▶ [Do this]:
Copy the full set of lines exactly as given.
— START Records for this exercise —
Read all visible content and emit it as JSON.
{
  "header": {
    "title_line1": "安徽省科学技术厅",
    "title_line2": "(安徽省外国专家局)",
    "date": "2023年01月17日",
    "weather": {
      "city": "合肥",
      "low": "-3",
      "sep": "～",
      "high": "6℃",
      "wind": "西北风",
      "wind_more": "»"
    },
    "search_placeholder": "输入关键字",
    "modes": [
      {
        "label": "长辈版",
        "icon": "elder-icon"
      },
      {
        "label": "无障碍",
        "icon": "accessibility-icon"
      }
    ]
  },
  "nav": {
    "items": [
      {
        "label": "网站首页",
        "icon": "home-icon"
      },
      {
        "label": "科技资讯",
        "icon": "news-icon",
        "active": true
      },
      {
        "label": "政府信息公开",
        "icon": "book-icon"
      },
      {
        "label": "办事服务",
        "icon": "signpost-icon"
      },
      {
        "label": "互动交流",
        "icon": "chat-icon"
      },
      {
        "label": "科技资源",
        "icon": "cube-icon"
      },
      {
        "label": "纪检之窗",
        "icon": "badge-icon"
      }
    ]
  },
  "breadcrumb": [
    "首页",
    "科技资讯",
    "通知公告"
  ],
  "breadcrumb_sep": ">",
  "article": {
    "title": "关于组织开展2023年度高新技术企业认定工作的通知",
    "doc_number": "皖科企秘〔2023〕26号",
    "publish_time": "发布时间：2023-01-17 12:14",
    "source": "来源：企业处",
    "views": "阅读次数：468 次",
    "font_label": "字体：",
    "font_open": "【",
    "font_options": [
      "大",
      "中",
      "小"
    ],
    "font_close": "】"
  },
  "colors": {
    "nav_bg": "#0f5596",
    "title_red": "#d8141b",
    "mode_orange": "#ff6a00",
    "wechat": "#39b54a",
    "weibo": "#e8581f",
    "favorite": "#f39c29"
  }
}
— END Records for this exercise —
▶ [Written answer]:
Read all visible content and emit it as JSON.
{
  "header": {
    "title_line1": "安徽省科学技术厅",
    "title_line2": "(安徽省外国专家局)",
    "date": "2023年01月17日",
    "weather": {
      "city": "合肥",
      "low": "-3",
      "sep": "～",
      "high": "6℃",
      "wind": "西北风",
      "wind_more": "»"
    },
    "search_placeholder": "输入关键字",
    "modes": [
      {
        "label": "长辈版",
        "icon": "elder-icon"
      },
      {
        "label": "无障碍",
        "icon": "accessibility-icon"
      }
    ]
  },
  "nav": {
    "items": [
      {
        "label": "网站首页",
        "icon": "home-icon"
      },
      {
        "label": "科技资讯",
        "icon": "news-icon",
        "active": true
      },
      {
        "label": "政府信息公开",
        "icon": "book-icon"
      },
      {
        "label": "办事服务",
        "icon": "signpost-icon"
      },
      {
        "label": "互动交流",
        "icon": "chat-icon"
      },
      {
        "label": "科技资源",
        "icon": "cube-icon"
      },
      {
        "label": "纪检之窗",
        "icon": "badge-icon"
      }
    ]
  },
  "breadcrumb": [
    "首页",
    "科技资讯",
    "通知公告"
  ],
  "breadcrumb_sep": ">",
  "article": {
    "title": "关于组织开展2023年度高新技术企业认定工作的通知",
    "doc_number": "皖科企秘〔2023〕26号",
    "publish_time": "发布时间：2023-01-17 12:14",
    "source": "来源：企业处",
    "views": "阅读次数：468 次",
    "font_label": "字体：",
    "font_open": "【",
    "font_options": [
      "大",
      "中",
      "小"
    ],
    "font_close": "】"
  },
  "colors": {
    "nav_bg": "#0f5596",
    "title_red": "#d8141b",
    "mode_orange": "#ff6a00",
    "wechat": "#39b54a",
    "weibo": "#e8581f",
    "favorite": "#f39c29"
  }
}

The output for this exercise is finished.